### Work required
Reproduce the records below exactly as they appear.

Records excerpted from a collection
==*==
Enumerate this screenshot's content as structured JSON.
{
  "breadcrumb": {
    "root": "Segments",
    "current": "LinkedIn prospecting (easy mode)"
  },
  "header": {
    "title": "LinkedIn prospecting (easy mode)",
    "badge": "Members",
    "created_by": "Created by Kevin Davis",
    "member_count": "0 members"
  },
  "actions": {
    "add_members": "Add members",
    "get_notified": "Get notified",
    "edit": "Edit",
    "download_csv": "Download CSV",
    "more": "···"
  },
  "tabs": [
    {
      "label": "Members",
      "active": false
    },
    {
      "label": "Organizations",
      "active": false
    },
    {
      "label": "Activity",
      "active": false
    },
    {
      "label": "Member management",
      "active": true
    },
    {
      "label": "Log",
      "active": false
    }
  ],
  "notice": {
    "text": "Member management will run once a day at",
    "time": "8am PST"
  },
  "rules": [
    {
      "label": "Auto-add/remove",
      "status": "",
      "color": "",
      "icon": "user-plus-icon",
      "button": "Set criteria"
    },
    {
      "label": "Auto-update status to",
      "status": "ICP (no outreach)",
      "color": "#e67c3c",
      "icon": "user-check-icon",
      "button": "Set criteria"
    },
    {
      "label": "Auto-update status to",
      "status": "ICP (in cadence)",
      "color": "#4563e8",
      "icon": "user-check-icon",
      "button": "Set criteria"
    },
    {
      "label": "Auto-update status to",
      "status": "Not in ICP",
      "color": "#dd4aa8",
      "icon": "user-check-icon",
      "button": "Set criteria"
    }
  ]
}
==*==
### Answer to this task
Enumerate this screenshot's content as structured JSON.
{
  "breadcrumb": {
    "root": "Segments",
    "current": "LinkedIn prospecting (easy mode)"
  },
  "header": {
    "title": "LinkedIn prospecting (easy mode)",
    "badge": "Members",
    "created_by": "Created by Kevin Davis",
    "member_count": "0 members"
  },
  "actions": {
    "add_members": "Add members",
    "get_notified": "Get notified",
    "edit": "Edit",
    "download_csv": "Download CSV",
    "more": "···"
  },
  "tabs": [
    {
      "label": "Members",
      "active": false
    },
    {
      "label": "Organizations",
      "active": false
    },
    {
      "label": "Activity",
      "active": false
    },
    {
      "label": "Member management",
      "active": true
    },
    {
      "label": "Log",
      "active": false
    }
  ],
  "notice": {
    "text": "Member management will run once a day at",
    "time": "8am PST"
  },
  "rules": [
    {
      "label": "Auto-add/remove",
      "status": "",
      "color": "",
      "icon": "user-plus-icon",
      "button": "Set criteria"
    },
    {
      "label": "Auto-update status to",
      "status": "ICP (no outreach)",
      "color": "#e67c3c",
      "icon": "user-check-icon",
      "button": "Set criteria"
    },
    {
      "label": "Auto-update status to",
      "status": "ICP (in cadence)",
      "color": "#4563e8",
      "icon": "user-check-icon",
      "button": "Set criteria"
    },
    {
      "label": "Auto-update status to",
      "status": "Not in ICP",
      "color": "#dd4aa8",
      "icon": "user-check-icon",
      "button": "Set criteria"
    }
  ]
}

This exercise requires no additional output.